Stored data:
**********

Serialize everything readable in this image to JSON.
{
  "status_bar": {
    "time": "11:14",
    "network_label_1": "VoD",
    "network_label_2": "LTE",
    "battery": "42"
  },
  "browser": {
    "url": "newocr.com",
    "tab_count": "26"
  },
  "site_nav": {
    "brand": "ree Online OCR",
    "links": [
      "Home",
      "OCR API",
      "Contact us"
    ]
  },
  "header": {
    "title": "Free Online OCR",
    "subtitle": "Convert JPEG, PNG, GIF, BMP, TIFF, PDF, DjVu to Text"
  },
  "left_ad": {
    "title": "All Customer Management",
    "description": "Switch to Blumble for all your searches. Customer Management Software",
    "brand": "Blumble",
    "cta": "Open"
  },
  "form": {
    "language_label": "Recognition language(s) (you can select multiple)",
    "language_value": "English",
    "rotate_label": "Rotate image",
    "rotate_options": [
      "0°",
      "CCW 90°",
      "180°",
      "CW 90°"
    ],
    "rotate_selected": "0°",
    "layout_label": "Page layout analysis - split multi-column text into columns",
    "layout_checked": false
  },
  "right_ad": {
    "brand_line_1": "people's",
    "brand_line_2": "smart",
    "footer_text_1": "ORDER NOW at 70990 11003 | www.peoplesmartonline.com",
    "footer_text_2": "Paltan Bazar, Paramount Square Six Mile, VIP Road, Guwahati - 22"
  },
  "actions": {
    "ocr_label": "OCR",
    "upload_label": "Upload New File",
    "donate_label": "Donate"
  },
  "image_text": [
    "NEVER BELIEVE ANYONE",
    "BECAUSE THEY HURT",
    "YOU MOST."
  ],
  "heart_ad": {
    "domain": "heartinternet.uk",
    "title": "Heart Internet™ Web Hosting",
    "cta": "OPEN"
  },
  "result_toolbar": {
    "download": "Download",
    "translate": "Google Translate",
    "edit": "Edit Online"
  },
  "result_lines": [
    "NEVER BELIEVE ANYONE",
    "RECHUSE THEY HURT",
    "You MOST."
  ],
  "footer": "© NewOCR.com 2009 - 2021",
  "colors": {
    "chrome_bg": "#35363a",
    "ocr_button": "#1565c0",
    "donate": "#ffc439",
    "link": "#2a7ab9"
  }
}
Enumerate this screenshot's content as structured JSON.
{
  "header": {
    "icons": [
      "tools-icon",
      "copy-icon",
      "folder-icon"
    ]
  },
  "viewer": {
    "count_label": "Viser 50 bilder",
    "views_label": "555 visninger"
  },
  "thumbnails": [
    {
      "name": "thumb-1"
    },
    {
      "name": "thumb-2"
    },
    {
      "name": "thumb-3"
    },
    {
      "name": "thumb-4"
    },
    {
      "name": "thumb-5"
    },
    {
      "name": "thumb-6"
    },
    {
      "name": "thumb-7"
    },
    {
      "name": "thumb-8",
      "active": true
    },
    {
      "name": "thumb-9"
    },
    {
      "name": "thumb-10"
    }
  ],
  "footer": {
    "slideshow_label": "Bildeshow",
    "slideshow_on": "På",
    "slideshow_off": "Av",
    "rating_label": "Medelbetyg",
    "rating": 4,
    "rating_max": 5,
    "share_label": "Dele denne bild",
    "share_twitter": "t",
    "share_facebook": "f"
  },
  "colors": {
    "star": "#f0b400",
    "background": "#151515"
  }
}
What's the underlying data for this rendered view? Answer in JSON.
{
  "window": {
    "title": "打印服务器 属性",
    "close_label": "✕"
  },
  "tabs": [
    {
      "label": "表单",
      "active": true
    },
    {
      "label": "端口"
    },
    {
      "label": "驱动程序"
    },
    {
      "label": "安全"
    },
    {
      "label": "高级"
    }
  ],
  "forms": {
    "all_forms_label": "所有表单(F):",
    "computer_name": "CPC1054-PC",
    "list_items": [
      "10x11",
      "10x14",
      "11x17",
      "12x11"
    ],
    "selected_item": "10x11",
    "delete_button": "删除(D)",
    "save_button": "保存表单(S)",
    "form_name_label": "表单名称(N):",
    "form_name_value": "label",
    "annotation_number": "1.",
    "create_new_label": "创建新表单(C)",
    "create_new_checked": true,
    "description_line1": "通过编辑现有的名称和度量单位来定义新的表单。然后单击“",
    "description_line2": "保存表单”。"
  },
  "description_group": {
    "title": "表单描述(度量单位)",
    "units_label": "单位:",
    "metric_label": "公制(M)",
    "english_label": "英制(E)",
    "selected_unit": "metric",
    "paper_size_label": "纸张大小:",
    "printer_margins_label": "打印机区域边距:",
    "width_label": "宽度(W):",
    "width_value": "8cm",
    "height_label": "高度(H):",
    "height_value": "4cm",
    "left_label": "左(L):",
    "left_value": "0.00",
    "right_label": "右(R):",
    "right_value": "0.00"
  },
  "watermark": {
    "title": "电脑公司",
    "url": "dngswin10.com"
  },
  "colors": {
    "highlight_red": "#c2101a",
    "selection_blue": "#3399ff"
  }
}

**********

◆ Challenge ◆
Give back the data above exactly as it appears.

◆ Final answer ◆
Serialize everything readable in this image to JSON.
{
  "status_bar": {
    "time": "11:14",
    "network_label_1": "VoD",
    "network_label_2": "LTE",
    "battery": "42"
  },
  "browser": {
    "url": "newocr.com",
    "tab_count": "26"
  },
  "site_nav": {
    "brand": "ree Online OCR",
    "links": [
      "Home",
      "OCR API",
      "Contact us"
    ]
  },
  "header": {
    "title": "Free Online OCR",
    "subtitle": "Convert JPEG, PNG, GIF, BMP, TIFF, PDF, DjVu to Text"
  },
  "left_ad": {
    "title": "All Customer Management",
    "description": "Switch to Blumble for all your searches. Customer Management Software",
    "brand": "Blumble",
    "cta": "Open"
  },
  "form": {
    "language_label": "Recognition language(s) (you can select multiple)",
    "language_value": "English",
    "rotate_label": "Rotate image",
    "rotate_options": [
      "0°",
      "CCW 90°",
      "180°",
      "CW 90°"
    ],
    "rotate_selected": "0°",
    "layout_label": "Page layout analysis - split multi-column text into columns",
    "layout_checked": false
  },
  "right_ad": {
    "brand_line_1": "people's",
    "brand_line_2": "smart",
    "footer_text_1": "ORDER NOW at 70990 11003 | www.peoplesmartonline.com",
    "footer_text_2": "Paltan Bazar, Paramount Square Six Mile, VIP Road, Guwahati - 22"
  },
  "actions": {
    "ocr_label": "OCR",
    "upload_label": "Upload New File",
    "donate_label": "Donate"
  },
  "image_text": [
    "NEVER BELIEVE ANYONE",
    "BECAUSE THEY HURT",
    "YOU MOST."
  ],
  "heart_ad": {
    "domain": "heartinternet.uk",
    "title": "Heart Internet™ Web Hosting",
    "cta": "OPEN"
  },
  "result_toolbar": {
    "download": "Download",
    "translate": "Google Translate",
    "edit": "Edit Online"
  },
  "result_lines": [
    "NEVER BELIEVE ANYONE",
    "RECHUSE THEY HURT",
    "You MOST."
  ],
  "footer": "© NewOCR.com 2009 - 2021",
  "colors": {
    "chrome_bg": "#35363a",
    "ocr_button": "#1565c0",
    "donate": "#ffc439",
    "link": "#2a7ab9"
  }
}
Enumerate this screenshot's content as structured JSON.
{
  "header": {
    "icons": [
      "tools-icon",
      "copy-icon",
      "folder-icon"
    ]
  },
  "viewer": {
    "count_label": "Viser 50 bilder",
    "views_label": "555 visninger"
  },
  "thumbnails": [
    {
      "name": "thumb-1"
    },
    {
      "name": "thumb-2"
    },
    {
      "name": "thumb-3"
    },
    {
      "name": "thumb-4"
    },
    {
      "name": "thumb-5"
    },
    {
      "name": "thumb-6"
    },
    {
      "name": "thumb-7"
    },
    {
      "name": "thumb-8",
      "active": true
    },
    {
      "name": "thumb-9"
    },
    {
      "name": "thumb-10"
    }
  ],
  "footer": {
    "slideshow_label": "Bildeshow",
    "slideshow_on": "På",
    "slideshow_off": "Av",
    "rating_label": "Medelbetyg",
    "rating": 4,
    "rating_max": 5,
    "share_label": "Dele denne bild",
    "share_twitter": "t",
    "share_facebook": "f"
  },
  "colors": {
    "star": "#f0b400",
    "background": "#151515"
  }
}
What's the underlying data for this rendered view? Answer in JSON.
{
  "window": {
    "title": "打印服务器 属性",
    "close_label": "✕"
  },
  "tabs": [
    {
      "label": "表单",
      "active": true
    },
    {
      "label": "端口"
    },
    {
      "label": "驱动程序"
    },
    {
      "label": "安全"
    },
    {
      "label": "高级"
    }
  ],
  "forms": {
    "all_forms_label": "所有表单(F):",
    "computer_name": "CPC1054-PC",
    "list_items": [
      "10x11",
      "10x14",
      "11x17",
      "12x11"
    ],
    "selected_item": "10x11",
    "delete_button": "删除(D)",
    "save_button": "保存表单(S)",
    "form_name_label": "表单名称(N):",
    "form_name_value": "label",
    "annotation_number": "1.",
    "create_new_label": "创建新表单(C)",
    "create_new_checked": true,
    "description_line1": "通过编辑现有的名称和度量单位来定义新的表单。然后单击“",
    "description_line2": "保存表单”。"
  },
  "description_group": {
    "title": "表单描述(度量单位)",
    "units_label": "单位:",
    "metric_label": "公制(M)",
    "english_label": "英制(E)",
    "selected_unit": "metric",
    "paper_size_label": "纸张大小:",
    "printer_margins_label": "打印机区域边距:",
    "width_label": "宽度(W):",
    "width_value": "8cm",
    "height_label": "高度(H):",
    "height_value": "4cm",
    "left_label": "左(L):",
    "left_value": "0.00",
    "right_label": "右(R):",
    "right_value": "0.00"
  },
  "watermark": {
    "title": "电脑公司",
    "url": "dngswin10.com"
  },
  "colors": {
    "highlight_red": "#c2101a",
    "selection_blue": "#3399ff"
  }
}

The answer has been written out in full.